### What you need to do
Could you give the lines of the listing below, from its start through the line containing "zoom-in-button[interactable]: [440, 63, 462, 86]" inclusive, as a JSON list of strings with one string per line and blank lines omitted?

·····

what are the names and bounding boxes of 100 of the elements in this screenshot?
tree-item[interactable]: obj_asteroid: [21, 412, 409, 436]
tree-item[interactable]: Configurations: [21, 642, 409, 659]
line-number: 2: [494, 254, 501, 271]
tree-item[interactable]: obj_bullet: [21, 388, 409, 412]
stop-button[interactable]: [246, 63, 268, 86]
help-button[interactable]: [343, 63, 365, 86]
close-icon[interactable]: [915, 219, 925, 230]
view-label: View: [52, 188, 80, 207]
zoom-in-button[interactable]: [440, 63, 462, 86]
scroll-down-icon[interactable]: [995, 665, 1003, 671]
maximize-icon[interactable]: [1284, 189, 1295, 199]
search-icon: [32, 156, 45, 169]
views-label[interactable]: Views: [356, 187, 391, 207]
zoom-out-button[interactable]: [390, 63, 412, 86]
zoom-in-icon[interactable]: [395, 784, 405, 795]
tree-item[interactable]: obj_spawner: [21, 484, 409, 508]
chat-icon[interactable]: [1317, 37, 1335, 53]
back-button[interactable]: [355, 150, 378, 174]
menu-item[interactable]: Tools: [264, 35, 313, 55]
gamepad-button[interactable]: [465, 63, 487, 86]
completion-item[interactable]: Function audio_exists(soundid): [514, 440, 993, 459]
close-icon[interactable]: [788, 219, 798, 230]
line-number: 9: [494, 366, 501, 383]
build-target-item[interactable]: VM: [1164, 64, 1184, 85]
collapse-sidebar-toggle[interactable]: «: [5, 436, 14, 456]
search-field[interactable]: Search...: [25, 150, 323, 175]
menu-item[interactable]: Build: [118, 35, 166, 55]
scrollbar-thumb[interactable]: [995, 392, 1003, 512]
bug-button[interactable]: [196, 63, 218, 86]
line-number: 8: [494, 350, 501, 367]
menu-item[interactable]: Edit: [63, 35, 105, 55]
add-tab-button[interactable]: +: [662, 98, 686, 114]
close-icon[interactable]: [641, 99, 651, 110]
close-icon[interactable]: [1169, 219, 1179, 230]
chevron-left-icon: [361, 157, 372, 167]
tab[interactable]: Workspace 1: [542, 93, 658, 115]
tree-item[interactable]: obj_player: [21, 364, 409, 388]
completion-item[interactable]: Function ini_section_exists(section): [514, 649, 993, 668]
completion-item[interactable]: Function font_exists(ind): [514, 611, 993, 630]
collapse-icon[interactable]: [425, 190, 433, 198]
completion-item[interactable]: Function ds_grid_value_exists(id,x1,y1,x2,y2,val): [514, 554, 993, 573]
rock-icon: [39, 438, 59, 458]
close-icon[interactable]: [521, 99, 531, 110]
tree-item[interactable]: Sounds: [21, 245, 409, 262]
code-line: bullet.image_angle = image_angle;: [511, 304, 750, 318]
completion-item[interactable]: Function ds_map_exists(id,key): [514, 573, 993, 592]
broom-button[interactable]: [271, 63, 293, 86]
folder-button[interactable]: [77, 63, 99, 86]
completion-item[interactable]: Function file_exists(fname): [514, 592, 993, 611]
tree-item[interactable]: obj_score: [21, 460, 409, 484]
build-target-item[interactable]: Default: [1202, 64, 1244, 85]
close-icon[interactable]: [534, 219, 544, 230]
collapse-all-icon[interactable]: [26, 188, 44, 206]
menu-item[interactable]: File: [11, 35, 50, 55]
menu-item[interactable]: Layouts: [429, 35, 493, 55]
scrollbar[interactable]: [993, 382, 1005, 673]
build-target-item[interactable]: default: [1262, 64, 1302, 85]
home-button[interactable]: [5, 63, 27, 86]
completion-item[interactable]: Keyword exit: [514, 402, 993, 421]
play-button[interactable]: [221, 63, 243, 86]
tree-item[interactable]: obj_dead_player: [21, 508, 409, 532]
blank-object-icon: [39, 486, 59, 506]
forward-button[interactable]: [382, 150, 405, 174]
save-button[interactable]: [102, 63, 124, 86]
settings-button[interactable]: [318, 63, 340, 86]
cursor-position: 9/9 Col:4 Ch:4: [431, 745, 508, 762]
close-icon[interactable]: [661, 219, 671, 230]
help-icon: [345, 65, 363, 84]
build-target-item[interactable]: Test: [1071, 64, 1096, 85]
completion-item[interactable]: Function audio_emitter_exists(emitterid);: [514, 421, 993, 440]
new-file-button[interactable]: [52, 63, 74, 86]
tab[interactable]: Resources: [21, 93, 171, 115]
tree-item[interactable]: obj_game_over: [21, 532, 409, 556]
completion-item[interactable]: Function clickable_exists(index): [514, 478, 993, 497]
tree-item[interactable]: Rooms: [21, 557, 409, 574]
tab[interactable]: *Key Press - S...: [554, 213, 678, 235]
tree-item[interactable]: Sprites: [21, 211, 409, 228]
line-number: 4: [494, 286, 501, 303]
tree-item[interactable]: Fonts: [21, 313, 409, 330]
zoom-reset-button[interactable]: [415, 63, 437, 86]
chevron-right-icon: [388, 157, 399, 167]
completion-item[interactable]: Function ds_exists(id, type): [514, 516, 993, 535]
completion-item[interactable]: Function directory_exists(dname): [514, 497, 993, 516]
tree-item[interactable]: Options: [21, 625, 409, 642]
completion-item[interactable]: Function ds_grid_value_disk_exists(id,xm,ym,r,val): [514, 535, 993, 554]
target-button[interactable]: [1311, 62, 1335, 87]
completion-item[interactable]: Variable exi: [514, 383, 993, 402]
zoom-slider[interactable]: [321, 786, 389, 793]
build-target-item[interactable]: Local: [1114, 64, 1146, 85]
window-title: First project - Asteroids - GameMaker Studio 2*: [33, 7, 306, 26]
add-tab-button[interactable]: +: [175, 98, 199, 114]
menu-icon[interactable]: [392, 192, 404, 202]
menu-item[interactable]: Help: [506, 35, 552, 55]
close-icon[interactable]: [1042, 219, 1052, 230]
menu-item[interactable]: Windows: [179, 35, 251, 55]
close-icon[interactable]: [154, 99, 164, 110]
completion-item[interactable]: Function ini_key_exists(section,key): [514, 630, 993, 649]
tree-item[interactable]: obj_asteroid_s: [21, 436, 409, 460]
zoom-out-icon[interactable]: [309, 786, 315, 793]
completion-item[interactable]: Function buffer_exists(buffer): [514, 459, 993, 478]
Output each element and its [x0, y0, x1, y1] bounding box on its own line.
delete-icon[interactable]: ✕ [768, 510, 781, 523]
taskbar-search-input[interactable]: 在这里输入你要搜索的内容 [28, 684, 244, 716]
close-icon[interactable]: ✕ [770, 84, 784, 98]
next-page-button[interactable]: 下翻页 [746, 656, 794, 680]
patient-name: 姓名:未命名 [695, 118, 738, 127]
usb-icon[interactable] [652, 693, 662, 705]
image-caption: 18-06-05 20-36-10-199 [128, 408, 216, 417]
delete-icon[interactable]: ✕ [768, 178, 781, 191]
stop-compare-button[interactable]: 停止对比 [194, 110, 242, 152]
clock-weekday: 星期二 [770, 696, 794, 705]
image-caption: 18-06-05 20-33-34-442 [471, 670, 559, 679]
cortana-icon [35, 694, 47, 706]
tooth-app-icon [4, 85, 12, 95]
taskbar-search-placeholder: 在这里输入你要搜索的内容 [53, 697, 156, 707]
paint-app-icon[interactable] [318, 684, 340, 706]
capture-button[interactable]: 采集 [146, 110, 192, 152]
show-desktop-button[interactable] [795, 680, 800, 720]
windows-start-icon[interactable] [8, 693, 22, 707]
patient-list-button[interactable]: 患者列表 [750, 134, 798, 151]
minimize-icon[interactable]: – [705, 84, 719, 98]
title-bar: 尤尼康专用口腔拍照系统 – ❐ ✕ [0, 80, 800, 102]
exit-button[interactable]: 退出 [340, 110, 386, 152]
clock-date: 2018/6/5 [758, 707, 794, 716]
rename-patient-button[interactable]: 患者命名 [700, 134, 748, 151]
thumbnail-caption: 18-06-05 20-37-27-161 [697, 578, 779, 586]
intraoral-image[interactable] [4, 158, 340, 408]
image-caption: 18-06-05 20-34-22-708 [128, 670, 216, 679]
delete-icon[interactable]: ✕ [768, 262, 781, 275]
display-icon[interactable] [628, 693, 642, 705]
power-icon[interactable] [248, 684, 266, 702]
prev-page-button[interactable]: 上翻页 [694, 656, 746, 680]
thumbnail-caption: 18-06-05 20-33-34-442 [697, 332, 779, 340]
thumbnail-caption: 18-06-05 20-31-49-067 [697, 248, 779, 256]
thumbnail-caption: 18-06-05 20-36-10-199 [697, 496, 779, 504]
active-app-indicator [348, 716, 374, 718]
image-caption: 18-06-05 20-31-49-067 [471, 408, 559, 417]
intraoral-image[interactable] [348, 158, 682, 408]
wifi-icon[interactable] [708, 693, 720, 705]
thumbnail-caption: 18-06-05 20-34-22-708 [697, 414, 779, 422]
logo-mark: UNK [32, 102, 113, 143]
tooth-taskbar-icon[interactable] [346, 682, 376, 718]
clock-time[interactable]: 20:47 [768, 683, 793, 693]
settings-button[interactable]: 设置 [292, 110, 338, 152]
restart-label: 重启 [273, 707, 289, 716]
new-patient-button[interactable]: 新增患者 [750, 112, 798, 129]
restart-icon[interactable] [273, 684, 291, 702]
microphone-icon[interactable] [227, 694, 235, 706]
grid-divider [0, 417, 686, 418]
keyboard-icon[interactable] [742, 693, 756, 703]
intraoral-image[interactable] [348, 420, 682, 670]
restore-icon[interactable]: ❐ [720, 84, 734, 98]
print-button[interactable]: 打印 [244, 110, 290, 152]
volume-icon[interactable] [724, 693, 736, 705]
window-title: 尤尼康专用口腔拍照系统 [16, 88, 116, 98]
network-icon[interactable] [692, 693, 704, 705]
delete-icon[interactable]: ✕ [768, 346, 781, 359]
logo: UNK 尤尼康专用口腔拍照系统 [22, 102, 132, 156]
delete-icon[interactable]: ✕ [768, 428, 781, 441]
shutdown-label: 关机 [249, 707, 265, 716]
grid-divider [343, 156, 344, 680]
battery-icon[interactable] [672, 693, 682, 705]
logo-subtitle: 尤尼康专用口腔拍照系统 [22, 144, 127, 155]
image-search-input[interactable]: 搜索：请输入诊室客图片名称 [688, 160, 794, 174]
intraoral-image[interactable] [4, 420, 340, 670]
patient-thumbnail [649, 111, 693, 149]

·····

### Task solution
[
  "what are the names and bounding boxes of 100 of the elements in this screenshot?",
  "tree-item[interactable]: obj_asteroid: [21, 412, 409, 436]",
  "tree-item[interactable]: Configurations: [21, 642, 409, 659]",
  "line-number: 2: [494, 254, 501, 271]",
  "tree-item[interactable]: obj_bullet: [21, 388, 409, 412]",
  "stop-button[interactable]: [246, 63, 268, 86]",
  "help-button[interactable]: [343, 63, 365, 86]",
  "close-icon[interactable]: [915, 219, 925, 230]",
  "view-label: View: [52, 188, 80, 207]",
  "zoom-in-button[interactable]: [440, 63, 462, 86]"
]